▶ **Records for this exercise**
####

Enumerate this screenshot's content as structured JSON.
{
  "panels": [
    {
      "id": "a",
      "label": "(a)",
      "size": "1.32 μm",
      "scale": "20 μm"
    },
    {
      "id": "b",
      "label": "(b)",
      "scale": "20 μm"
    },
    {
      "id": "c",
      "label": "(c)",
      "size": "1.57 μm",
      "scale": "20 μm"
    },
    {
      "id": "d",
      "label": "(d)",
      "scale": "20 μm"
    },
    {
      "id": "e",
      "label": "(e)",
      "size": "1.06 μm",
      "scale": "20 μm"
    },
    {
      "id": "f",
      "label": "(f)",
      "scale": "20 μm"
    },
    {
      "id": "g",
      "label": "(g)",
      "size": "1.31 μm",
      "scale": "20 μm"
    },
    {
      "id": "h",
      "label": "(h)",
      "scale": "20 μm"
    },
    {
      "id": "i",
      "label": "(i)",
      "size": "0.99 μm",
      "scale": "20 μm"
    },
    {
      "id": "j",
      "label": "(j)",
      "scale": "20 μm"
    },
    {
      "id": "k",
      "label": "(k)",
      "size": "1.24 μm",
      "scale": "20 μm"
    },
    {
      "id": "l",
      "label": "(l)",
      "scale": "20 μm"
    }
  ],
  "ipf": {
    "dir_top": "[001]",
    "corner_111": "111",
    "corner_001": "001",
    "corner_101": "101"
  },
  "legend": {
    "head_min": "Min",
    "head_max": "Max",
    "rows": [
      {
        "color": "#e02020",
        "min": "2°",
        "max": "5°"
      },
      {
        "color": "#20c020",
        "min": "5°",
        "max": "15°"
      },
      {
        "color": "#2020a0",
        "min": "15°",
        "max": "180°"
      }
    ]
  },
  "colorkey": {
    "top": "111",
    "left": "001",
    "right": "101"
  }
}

####

Recopy the entries above in their entirety, exactly.

Enumerate this screenshot's content as structured JSON.
{
  "panels": [
    {
      "id": "a",
      "label": "(a)",
      "size": "1.32 μm",
      "scale": "20 μm"
    },
    {
      "id": "b",
      "label": "(b)",
      "scale": "20 μm"
    },
    {
      "id": "c",
      "label": "(c)",
      "size": "1.57 μm",
      "scale": "20 μm"
    },
    {
      "id": "d",
      "label": "(d)",
      "scale": "20 μm"
    },
    {
      "id": "e",
      "label": "(e)",
      "size": "1.06 μm",
      "scale": "20 μm"
    },
    {
      "id": "f",
      "label": "(f)",
      "scale": "20 μm"
    },
    {
      "id": "g",
      "label": "(g)",
      "size": "1.31 μm",
      "scale": "20 μm"
    },
    {
      "id": "h",
      "label": "(h)",
      "scale": "20 μm"
    },
    {
      "id": "i",
      "label": "(i)",
      "size": "0.99 μm",
      "scale": "20 μm"
    },
    {
      "id": "j",
      "label": "(j)",
      "scale": "20 μm"
    },
    {
      "id": "k",
      "label": "(k)",
      "size": "1.24 μm",
      "scale": "20 μm"
    },
    {
      "id": "l",
      "label": "(l)",
      "scale": "20 μm"
    }
  ],
  "ipf": {
    "dir_top": "[001]",
    "corner_111": "111",
    "corner_001": "001",
    "corner_101": "101"
  },
  "legend": {
    "head_min": "Min",
    "head_max": "Max",
    "rows": [
      {
        "color": "#e02020",
        "min": "2°",
        "max": "5°"
      },
      {
        "color": "#20c020",
        "min": "5°",
        "max": "15°"
      },
      {
        "color": "#2020a0",
        "min": "15°",
        "max": "180°"
      }
    ]
  },
  "colorkey": {
    "top": "111",
    "left": "001",
    "right": "101"
  }
}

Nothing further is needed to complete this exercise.